Challenge - Rewrite the lines below as a numbered list, leaving out any blank lines.

------------------------------------------------------------------------

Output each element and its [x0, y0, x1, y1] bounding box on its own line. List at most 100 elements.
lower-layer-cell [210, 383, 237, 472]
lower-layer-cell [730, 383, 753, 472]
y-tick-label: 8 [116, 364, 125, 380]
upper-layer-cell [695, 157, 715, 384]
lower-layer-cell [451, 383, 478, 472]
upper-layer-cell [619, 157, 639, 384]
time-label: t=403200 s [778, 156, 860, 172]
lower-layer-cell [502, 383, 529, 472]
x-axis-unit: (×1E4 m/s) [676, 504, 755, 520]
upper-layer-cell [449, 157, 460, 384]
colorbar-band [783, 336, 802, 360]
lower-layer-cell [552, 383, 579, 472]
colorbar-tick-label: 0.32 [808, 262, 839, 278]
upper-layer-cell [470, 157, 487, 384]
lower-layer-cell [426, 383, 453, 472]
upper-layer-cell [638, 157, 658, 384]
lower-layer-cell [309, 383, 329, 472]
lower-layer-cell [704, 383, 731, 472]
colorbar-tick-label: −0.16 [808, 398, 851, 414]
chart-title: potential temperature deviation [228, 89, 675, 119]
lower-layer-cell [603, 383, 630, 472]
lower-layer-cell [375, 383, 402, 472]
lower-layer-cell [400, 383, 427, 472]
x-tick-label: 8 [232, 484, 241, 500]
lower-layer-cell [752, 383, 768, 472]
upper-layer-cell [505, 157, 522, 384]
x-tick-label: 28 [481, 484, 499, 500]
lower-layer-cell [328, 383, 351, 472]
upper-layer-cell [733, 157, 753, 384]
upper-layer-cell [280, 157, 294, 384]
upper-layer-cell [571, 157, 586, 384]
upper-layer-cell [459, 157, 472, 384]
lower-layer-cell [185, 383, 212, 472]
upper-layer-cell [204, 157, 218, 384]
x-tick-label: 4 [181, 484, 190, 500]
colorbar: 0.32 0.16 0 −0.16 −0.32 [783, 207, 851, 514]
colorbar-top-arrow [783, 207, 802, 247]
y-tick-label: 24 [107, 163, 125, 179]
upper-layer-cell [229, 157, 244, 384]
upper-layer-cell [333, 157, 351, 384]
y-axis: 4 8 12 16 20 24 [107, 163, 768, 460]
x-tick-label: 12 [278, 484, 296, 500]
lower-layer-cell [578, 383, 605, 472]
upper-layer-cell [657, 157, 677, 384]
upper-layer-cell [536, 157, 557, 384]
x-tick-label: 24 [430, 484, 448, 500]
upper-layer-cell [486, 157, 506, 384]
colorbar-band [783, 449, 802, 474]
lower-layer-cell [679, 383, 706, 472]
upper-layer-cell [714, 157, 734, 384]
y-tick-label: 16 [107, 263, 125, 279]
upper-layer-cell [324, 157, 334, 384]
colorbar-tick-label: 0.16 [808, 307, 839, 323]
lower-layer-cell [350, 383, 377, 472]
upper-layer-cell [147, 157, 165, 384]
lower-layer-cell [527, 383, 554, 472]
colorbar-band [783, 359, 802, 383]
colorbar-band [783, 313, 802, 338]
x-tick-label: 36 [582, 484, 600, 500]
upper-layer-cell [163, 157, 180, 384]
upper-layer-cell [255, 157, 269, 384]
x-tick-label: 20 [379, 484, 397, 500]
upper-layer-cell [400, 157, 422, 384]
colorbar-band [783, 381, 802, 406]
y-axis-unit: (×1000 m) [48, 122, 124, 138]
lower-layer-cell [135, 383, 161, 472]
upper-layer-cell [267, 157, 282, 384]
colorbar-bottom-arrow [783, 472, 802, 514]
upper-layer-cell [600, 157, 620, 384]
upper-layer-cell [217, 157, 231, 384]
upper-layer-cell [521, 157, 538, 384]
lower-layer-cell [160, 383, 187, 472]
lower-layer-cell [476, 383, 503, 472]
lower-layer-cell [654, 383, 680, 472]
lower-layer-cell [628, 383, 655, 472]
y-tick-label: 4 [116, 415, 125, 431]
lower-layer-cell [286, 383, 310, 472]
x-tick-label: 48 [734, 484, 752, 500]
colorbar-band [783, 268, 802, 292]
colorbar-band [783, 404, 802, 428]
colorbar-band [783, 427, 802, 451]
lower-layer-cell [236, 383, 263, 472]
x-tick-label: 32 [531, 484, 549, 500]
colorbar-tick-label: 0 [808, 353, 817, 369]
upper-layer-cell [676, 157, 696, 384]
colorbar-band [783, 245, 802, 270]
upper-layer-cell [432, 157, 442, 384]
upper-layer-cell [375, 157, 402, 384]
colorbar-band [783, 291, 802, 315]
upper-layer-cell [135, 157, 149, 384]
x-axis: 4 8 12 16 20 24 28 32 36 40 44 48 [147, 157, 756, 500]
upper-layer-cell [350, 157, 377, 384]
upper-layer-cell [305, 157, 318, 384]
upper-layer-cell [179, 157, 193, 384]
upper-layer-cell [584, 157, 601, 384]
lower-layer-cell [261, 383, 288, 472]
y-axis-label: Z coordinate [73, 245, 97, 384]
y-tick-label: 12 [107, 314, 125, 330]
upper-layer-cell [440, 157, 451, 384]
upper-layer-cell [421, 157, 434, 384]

------------------------------------------------------------------------

Finished task -
1. Output each element and its [x0, y0, x1, y1] bounding box on its own line. List at most 100 elements.
2. lower-layer-cell [210, 383, 237, 472]
3. lower-layer-cell [730, 383, 753, 472]
4. y-tick-label: 8 [116, 364, 125, 380]
5. upper-layer-cell [695, 157, 715, 384]
6. lower-layer-cell [451, 383, 478, 472]
7. upper-layer-cell [619, 157, 639, 384]
8. time-label: t=403200 s [778, 156, 860, 172]
9. lower-layer-cell [502, 383, 529, 472]
10. x-axis-unit: (×1E4 m/s) [676, 504, 755, 520]
11. upper-layer-cell [449, 157, 460, 384]
12. colorbar-band [783, 336, 802, 360]
13. lower-layer-cell [552, 383, 579, 472]
14. colorbar-tick-label: 0.32 [808, 262, 839, 278]
15. upper-layer-cell [470, 157, 487, 384]
16. lower-layer-cell [426, 383, 453, 472]
17. upper-layer-cell [638, 157, 658, 384]
18. lower-layer-cell [309, 383, 329, 472]
19. lower-layer-cell [704, 383, 731, 472]
20. colorbar-tick-label: −0.16 [808, 398, 851, 414]
21. chart-title: potential temperature deviation [228, 89, 675, 119]
22. lower-layer-cell [603, 383, 630, 472]
23. lower-layer-cell [375, 383, 402, 472]
24. lower-layer-cell [400, 383, 427, 472]
25. x-tick-label: 8 [232, 484, 241, 500]
26. lower-layer-cell [752, 383, 768, 472]
27. upper-layer-cell [505, 157, 522, 384]
28. x-tick-label: 28 [481, 484, 499, 500]
29. lower-layer-cell [328, 383, 351, 472]
30. upper-layer-cell [733, 157, 753, 384]
31. upper-layer-cell [280, 157, 294, 384]
32. upper-layer-cell [571, 157, 586, 384]
33. upper-layer-cell [459, 157, 472, 384]
34. lower-layer-cell [185, 383, 212, 472]
35. upper-layer-cell [204, 157, 218, 384]
36. x-tick-label: 4 [181, 484, 190, 500]
37. colorbar: 0.32 0.16 0 −0.16 −0.32 [783, 207, 851, 514]
38. colorbar-top-arrow [783, 207, 802, 247]
39. y-tick-label: 24 [107, 163, 125, 179]
40. upper-layer-cell [229, 157, 244, 384]
41. upper-layer-cell [333, 157, 351, 384]
42. y-axis: 4 8 12 16 20 24 [107, 163, 768, 460]
43. x-tick-label: 12 [278, 484, 296, 500]
44. lower-layer-cell [578, 383, 605, 472]
45. upper-layer-cell [657, 157, 677, 384]
46. upper-layer-cell [536, 157, 557, 384]
47. x-tick-label: 24 [430, 484, 448, 500]
48. upper-layer-cell [486, 157, 506, 384]
49. colorbar-band [783, 449, 802, 474]
50. lower-layer-cell [679, 383, 706, 472]
51. upper-layer-cell [714, 157, 734, 384]
52. y-tick-label: 16 [107, 263, 125, 279]
53. upper-layer-cell [324, 157, 334, 384]
54. colorbar-tick-label: 0.16 [808, 307, 839, 323]
55. lower-layer-cell [350, 383, 377, 472]
56. upper-layer-cell [147, 157, 165, 384]
57. lower-layer-cell [527, 383, 554, 472]
58. colorbar-band [783, 359, 802, 383]
59. colorbar-band [783, 313, 802, 338]
60. x-tick-label: 36 [582, 484, 600, 500]
61. upper-layer-cell [163, 157, 180, 384]
62. upper-layer-cell [255, 157, 269, 384]
63. x-tick-label: 20 [379, 484, 397, 500]
64. upper-layer-cell [400, 157, 422, 384]
65. colorbar-band [783, 381, 802, 406]
66. y-axis-unit: (×1000 m) [48, 122, 124, 138]
67. lower-layer-cell [135, 383, 161, 472]
68. upper-layer-cell [267, 157, 282, 384]
69. colorbar-bottom-arrow [783, 472, 802, 514]
70. upper-layer-cell [600, 157, 620, 384]
71. upper-layer-cell [217, 157, 231, 384]
72. upper-layer-cell [521, 157, 538, 384]
73. lower-layer-cell [160, 383, 187, 472]
74. lower-layer-cell [476, 383, 503, 472]
75. lower-layer-cell [654, 383, 680, 472]
76. lower-layer-cell [628, 383, 655, 472]
77. y-tick-label: 4 [116, 415, 125, 431]
78. lower-layer-cell [286, 383, 310, 472]
79. x-tick-label: 48 [734, 484, 752, 500]
80. colorbar-band [783, 268, 802, 292]
81. colorbar-band [783, 404, 802, 428]
82. colorbar-band [783, 427, 802, 451]
83. lower-layer-cell [236, 383, 263, 472]
84. x-tick-label: 32 [531, 484, 549, 500]
85. colorbar-tick-label: 0 [808, 353, 817, 369]
86. upper-layer-cell [676, 157, 696, 384]
87. colorbar-band [783, 245, 802, 270]
88. upper-layer-cell [432, 157, 442, 384]
89. upper-layer-cell [375, 157, 402, 384]
90. colorbar-band [783, 291, 802, 315]
91. upper-layer-cell [135, 157, 149, 384]
92. x-axis: 4 8 12 16 20 24 28 32 36 40 44 48 [147, 157, 756, 500]
93. upper-layer-cell [350, 157, 377, 384]
94. upper-layer-cell [305, 157, 318, 384]
95. upper-layer-cell [179, 157, 193, 384]
96. upper-layer-cell [584, 157, 601, 384]
97. lower-layer-cell [261, 383, 288, 472]
98. y-axis-label: Z coordinate [73, 245, 97, 384]
99. y-tick-label: 12 [107, 314, 125, 330]
100. upper-layer-cell [440, 157, 451, 384]
101. upper-layer-cell [421, 157, 434, 384]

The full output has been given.